(Problem): Please pull out every line that includes the string "JSON".

(Extracted data):
* start *

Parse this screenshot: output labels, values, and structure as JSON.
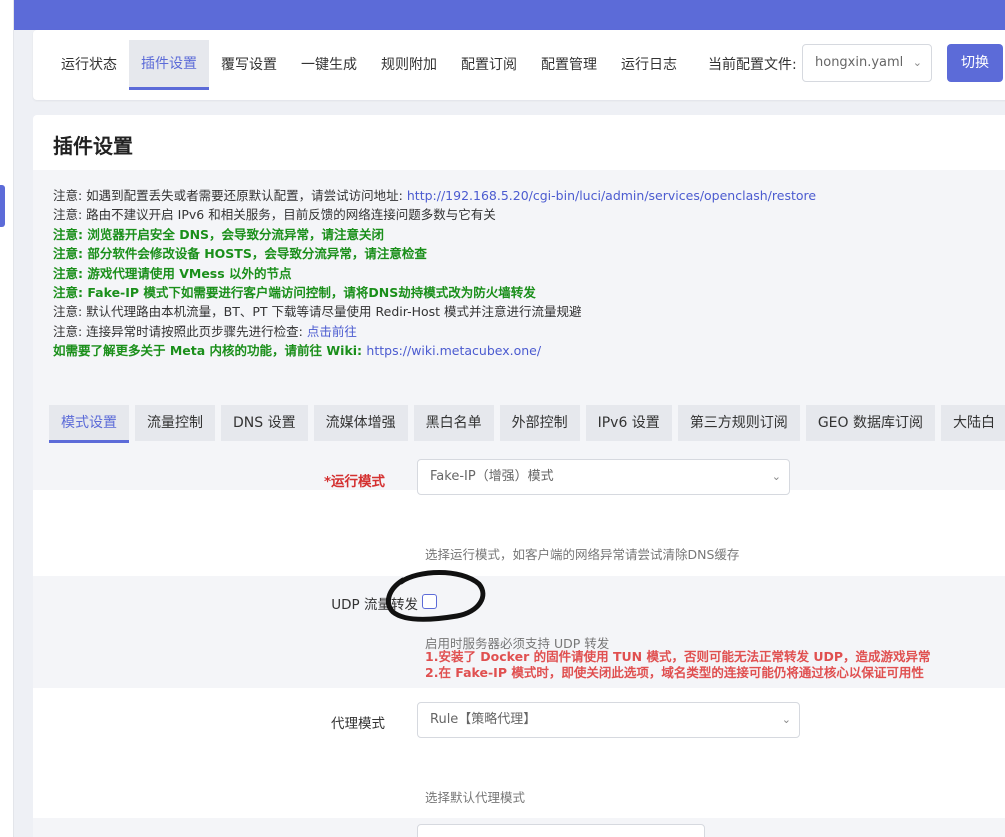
{
  "nav": {
    "tabs": [
      "运行状态",
      "插件设置",
      "覆写设置",
      "一键生成",
      "规则附加",
      "配置订阅",
      "配置管理",
      "运行日志"
    ],
    "active_index": 1,
    "config_label": "当前配置文件:",
    "config_value": "hongxin.yaml",
    "switch_label": "切换"
  },
  "page": {
    "title": "插件设置"
  },
  "notices": [
    {
      "text": "注意: 如遇到配置丢失或者需要还原默认配置，请尝试访问地址: ",
      "link": "http://192.168.5.20/cgi-bin/luci/admin/services/openclash/restore",
      "style": "normal"
    },
    {
      "text": "注意: 路由不建议开启 IPv6 和相关服务，目前反馈的网络连接问题多数与它有关",
      "link": "",
      "style": "normal"
    },
    {
      "text": "注意: 浏览器开启安全 DNS，会导致分流异常，请注意关闭",
      "link": "",
      "style": "green"
    },
    {
      "text": "注意: 部分软件会修改设备 HOSTS，会导致分流异常，请注意检查",
      "link": "",
      "style": "green"
    },
    {
      "text": "注意: 游戏代理请使用 VMess 以外的节点",
      "link": "",
      "style": "green"
    },
    {
      "text": "注意: Fake-IP 模式下如需要进行客户端访问控制，请将DNS劫持模式改为防火墙转发",
      "link": "",
      "style": "green"
    },
    {
      "text": "注意: 默认代理路由本机流量，BT、PT 下载等请尽量使用 Redir-Host 模式并注意进行流量规避",
      "link": "",
      "style": "normal"
    },
    {
      "text": "注意: 连接异常时请按照此页步骤先进行检查: ",
      "link": "点击前往",
      "style": "normal"
    },
    {
      "text": "如需要了解更多关于 Meta 内核的功能，请前往 Wiki: ",
      "link": "https://wiki.metacubex.one/",
      "style": "green"
    }
  ],
  "sub_tabs": [
    "模式设置",
    "流量控制",
    "DNS 设置",
    "流媒体增强",
    "黑白名单",
    "外部控制",
    "IPv6 设置",
    "第三方规则订阅",
    "GEO 数据库订阅",
    "大陆白"
  ],
  "sub_active_index": 0,
  "form": {
    "run_mode": {
      "required_mark": "*",
      "label": "运行模式",
      "value": "Fake-IP（增强）模式",
      "desc": "选择运行模式，如客户端的网络异常请尝试清除DNS缓存"
    },
    "udp": {
      "label": "UDP 流量转发",
      "checked": false,
      "desc": "启用时服务器必须支持 UDP 转发",
      "warning_1": "1.安装了 Docker 的固件请使用 TUN 模式，否则可能无法正常转发 UDP，造成游戏异常",
      "warning_2": "2.在 Fake-IP 模式时，即使关闭此选项，域名类型的连接可能仍将通过核心以保证可用性"
    },
    "proxy_mode": {
      "label": "代理模式",
      "value": "Rule【策略代理】",
      "desc": "选择默认代理模式"
    }
  },
  "colors": {
    "accent": "#5c6bd8",
    "notice_green": "#1a8f1a",
    "warning_red": "#e05050",
    "required_red": "#d43030"
  }
}
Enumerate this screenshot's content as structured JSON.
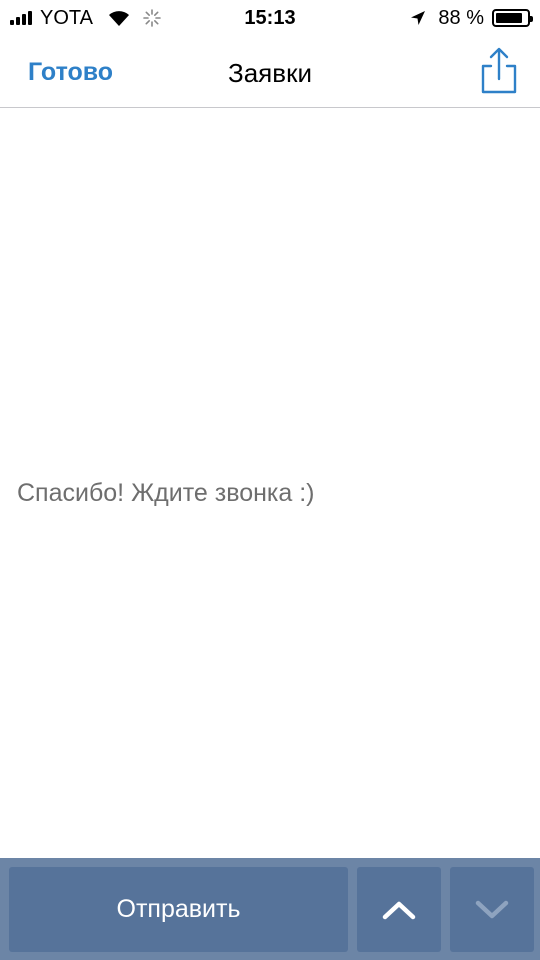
{
  "status_bar": {
    "carrier": "YOTA",
    "time": "15:13",
    "battery_percent": "88 %",
    "battery_level": 0.88,
    "signal_bars": 4,
    "icons": [
      "signal-icon",
      "wifi-icon",
      "activity-spinner-icon",
      "location-arrow-icon",
      "battery-icon"
    ]
  },
  "nav": {
    "done_label": "Готово",
    "title": "Заявки",
    "share_icon": "share-icon",
    "accent_color": "#2e80c8"
  },
  "content": {
    "message": "Спасибо! Ждите звонка :)"
  },
  "toolbar": {
    "send_label": "Отправить",
    "up_icon": "chevron-up-icon",
    "down_icon": "chevron-down-icon",
    "bar_color": "#6c85a6",
    "button_color": "#56739a"
  }
}
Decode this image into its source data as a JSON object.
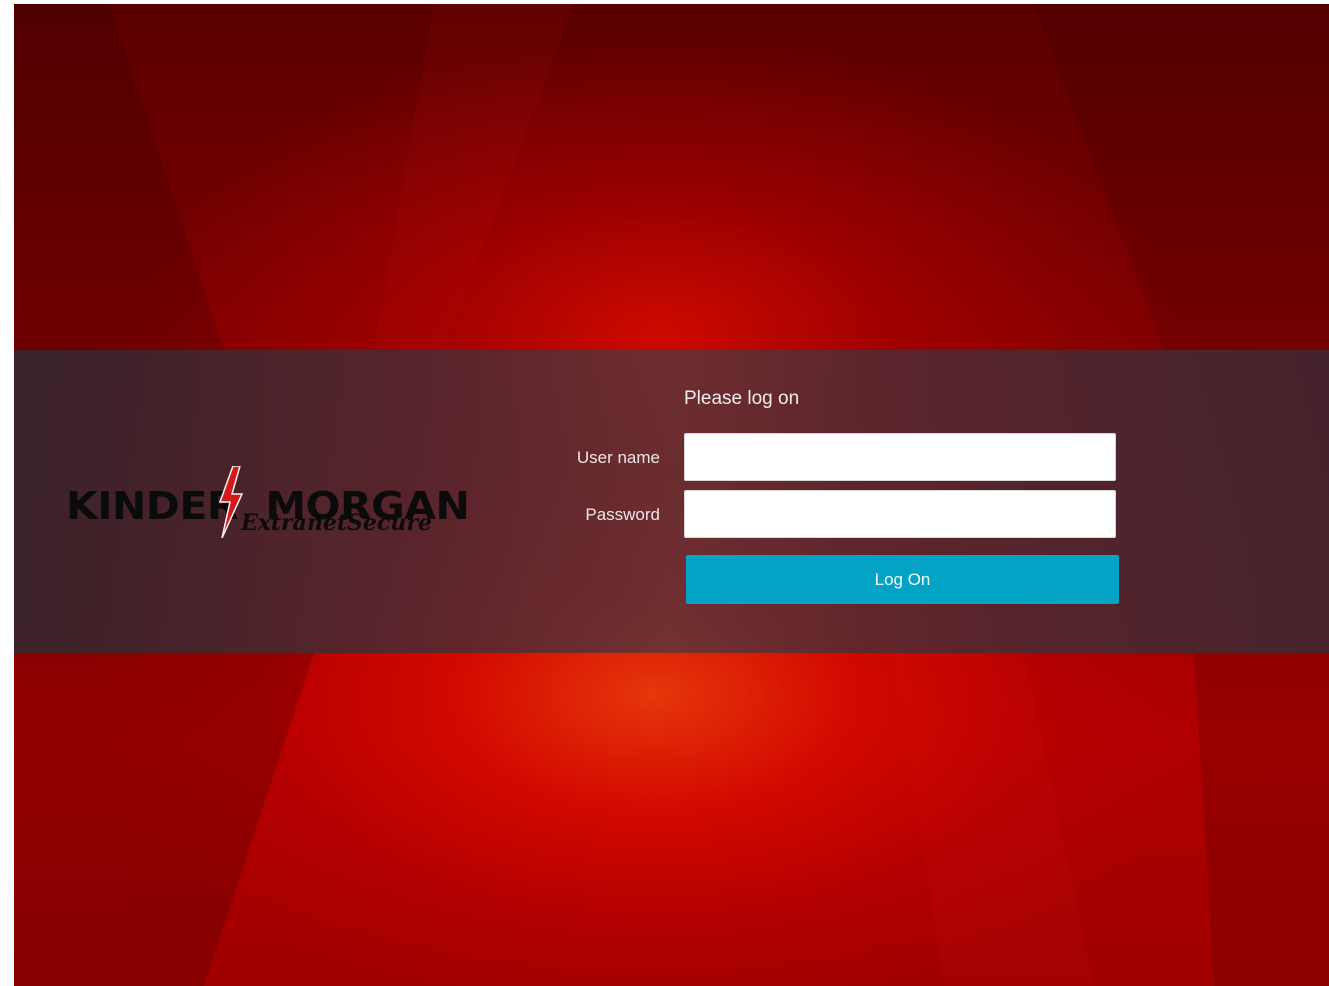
{
  "logo": {
    "brand_name": "KINDER  MORGAN",
    "product": "ExtranetSecure"
  },
  "login": {
    "title": "Please log on",
    "username_label": "User name",
    "username_value": "",
    "password_label": "Password",
    "password_value": "",
    "submit_label": "Log On"
  },
  "colors": {
    "background": "#8a0000",
    "band": "#4a2c36",
    "button": "#02a3c4",
    "bolt": "#d21a1a"
  }
}
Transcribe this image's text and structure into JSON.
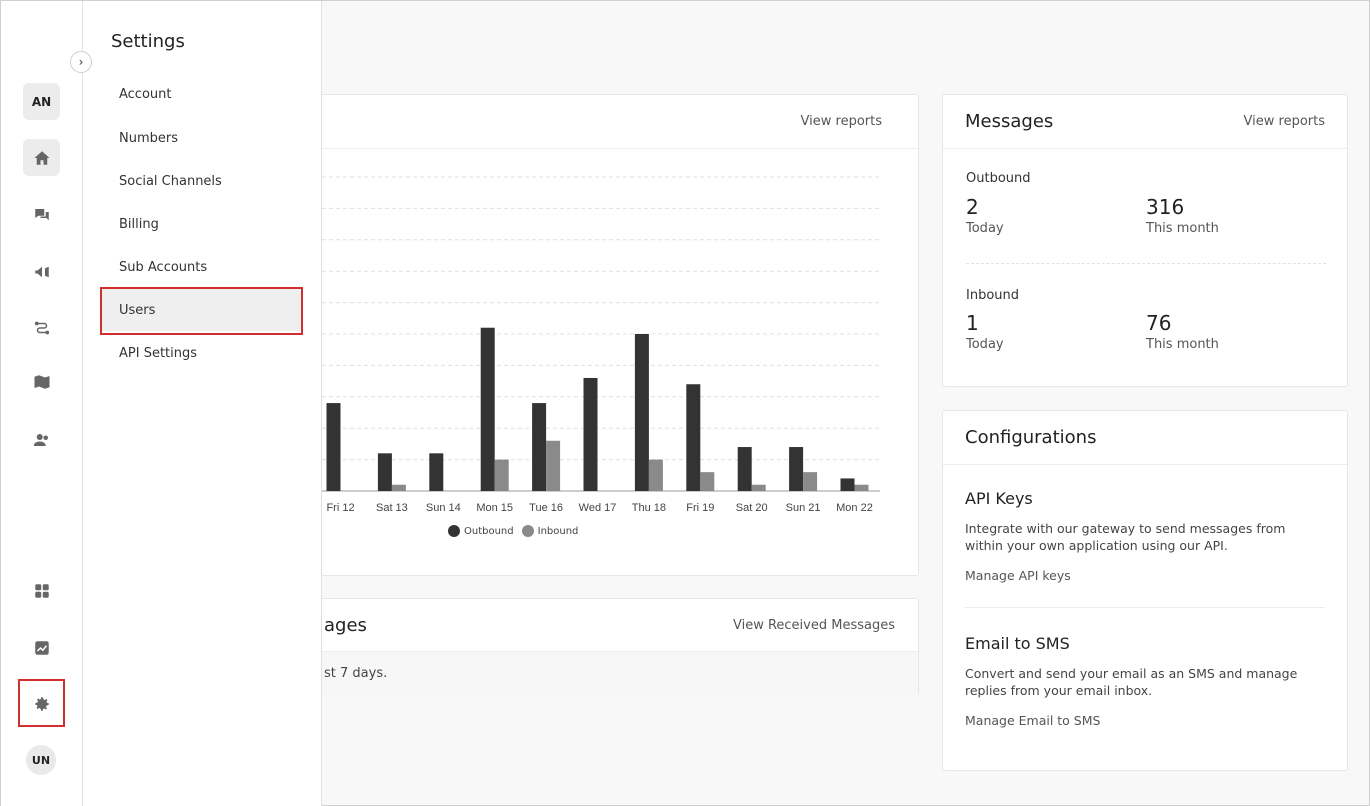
{
  "rail": {
    "top_avatar": "AN",
    "bottom_avatar": "UN",
    "icons": [
      "home-icon",
      "chat-icon",
      "megaphone-icon",
      "flow-icon",
      "book-icon",
      "contacts-icon",
      "apps-icon",
      "analytics-icon",
      "gear-icon"
    ]
  },
  "settings_panel": {
    "title": "Settings",
    "items": [
      {
        "label": "Account"
      },
      {
        "label": "Numbers"
      },
      {
        "label": "Social Channels"
      },
      {
        "label": "Billing"
      },
      {
        "label": "Sub Accounts"
      },
      {
        "label": "Users",
        "active": true
      },
      {
        "label": "API Settings"
      }
    ]
  },
  "activity_card": {
    "link": "View reports",
    "legend": [
      "Outbound",
      "Inbound"
    ]
  },
  "chart_data": {
    "type": "bar",
    "categories": [
      "Fri 12",
      "Sat 13",
      "Sun 14",
      "Mon 15",
      "Tue 16",
      "Wed 17",
      "Thu 18",
      "Fri 19",
      "Sat 20",
      "Sun 21",
      "Mon 22"
    ],
    "series": [
      {
        "name": "Outbound",
        "values": [
          28,
          12,
          12,
          52,
          28,
          36,
          50,
          34,
          14,
          14,
          4
        ]
      },
      {
        "name": "Inbound",
        "values": [
          0,
          2,
          0,
          10,
          16,
          0,
          10,
          6,
          2,
          6,
          2
        ]
      }
    ],
    "ylim": [
      0,
      100
    ],
    "grid": true,
    "legend_position": "bottom",
    "colors": {
      "Outbound": "#333333",
      "Inbound": "#8a8a8a"
    }
  },
  "received_card": {
    "title_fragment": "ages",
    "link": "View Received Messages",
    "note_fragment": "st 7 days."
  },
  "messages_card": {
    "title": "Messages",
    "link": "View reports",
    "outbound_label": "Outbound",
    "outbound_today": "2",
    "outbound_month": "316",
    "inbound_label": "Inbound",
    "inbound_today": "1",
    "inbound_month": "76",
    "today_label": "Today",
    "month_label": "This month"
  },
  "config_card": {
    "title": "Configurations",
    "api_title": "API Keys",
    "api_desc": "Integrate with our gateway to send messages from within your own application using our API.",
    "api_link": "Manage API keys",
    "email_title": "Email to SMS",
    "email_desc": "Convert and send your email as an SMS and manage replies from your email inbox.",
    "email_link": "Manage Email to SMS"
  }
}
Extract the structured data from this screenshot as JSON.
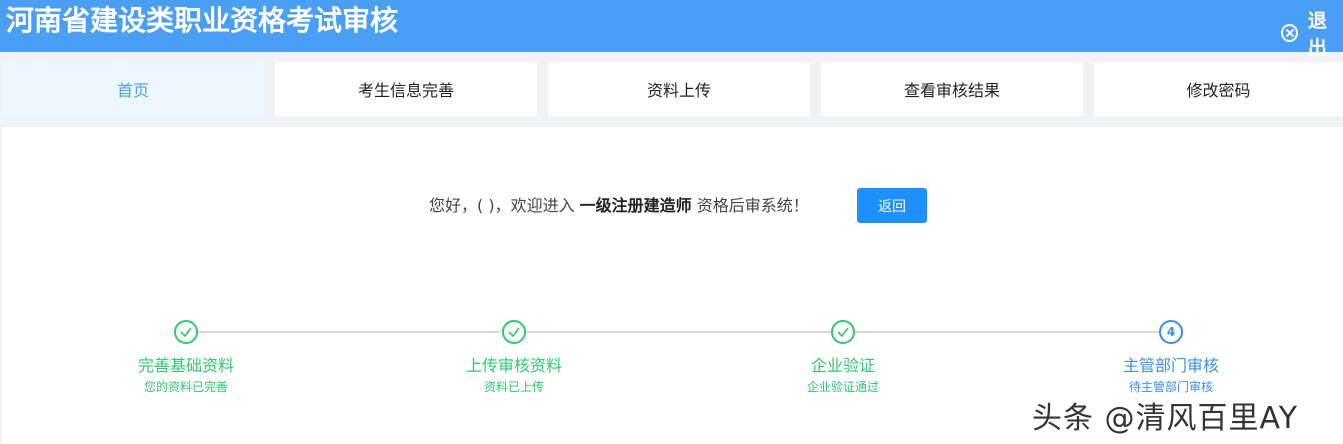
{
  "header": {
    "title": "河南省建设类职业资格考试审核",
    "logout_label": "退出"
  },
  "nav": {
    "tabs": [
      {
        "label": "首页",
        "active": true
      },
      {
        "label": "考生信息完善",
        "active": false
      },
      {
        "label": "资料上传",
        "active": false
      },
      {
        "label": "查看审核结果",
        "active": false
      },
      {
        "label": "修改密码",
        "active": false
      }
    ]
  },
  "main": {
    "greeting_prefix": "您好，(  )，欢迎进入 ",
    "greeting_bold": "一级注册建造师",
    "greeting_suffix": " 资格后审系统！",
    "back_button_label": "返回"
  },
  "steps": [
    {
      "title": "完善基础资料",
      "desc": "您的资料已完善",
      "status": "done"
    },
    {
      "title": "上传审核资料",
      "desc": "资料已上传",
      "status": "done"
    },
    {
      "title": "企业验证",
      "desc": "企业验证通过",
      "status": "done"
    },
    {
      "title": "主管部门审核",
      "desc": "待主管部门审核",
      "status": "current",
      "number": "4"
    }
  ],
  "watermark": "头条 @清风百里AY",
  "colors": {
    "header_bg": "#4a9ff5",
    "step_done": "#2ec96b",
    "step_current": "#3a8ef0",
    "button_bg": "#1e8fff"
  }
}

* end *

(Final result):
Parse this screenshot: output labels, values, and structure as JSON.
Enumerate this screenshot's content as structured JSON.
Decode this image into its source data as a JSON object.
Transcribe this image's text and structure into JSON.
Extract the structured data from this screenshot as JSON.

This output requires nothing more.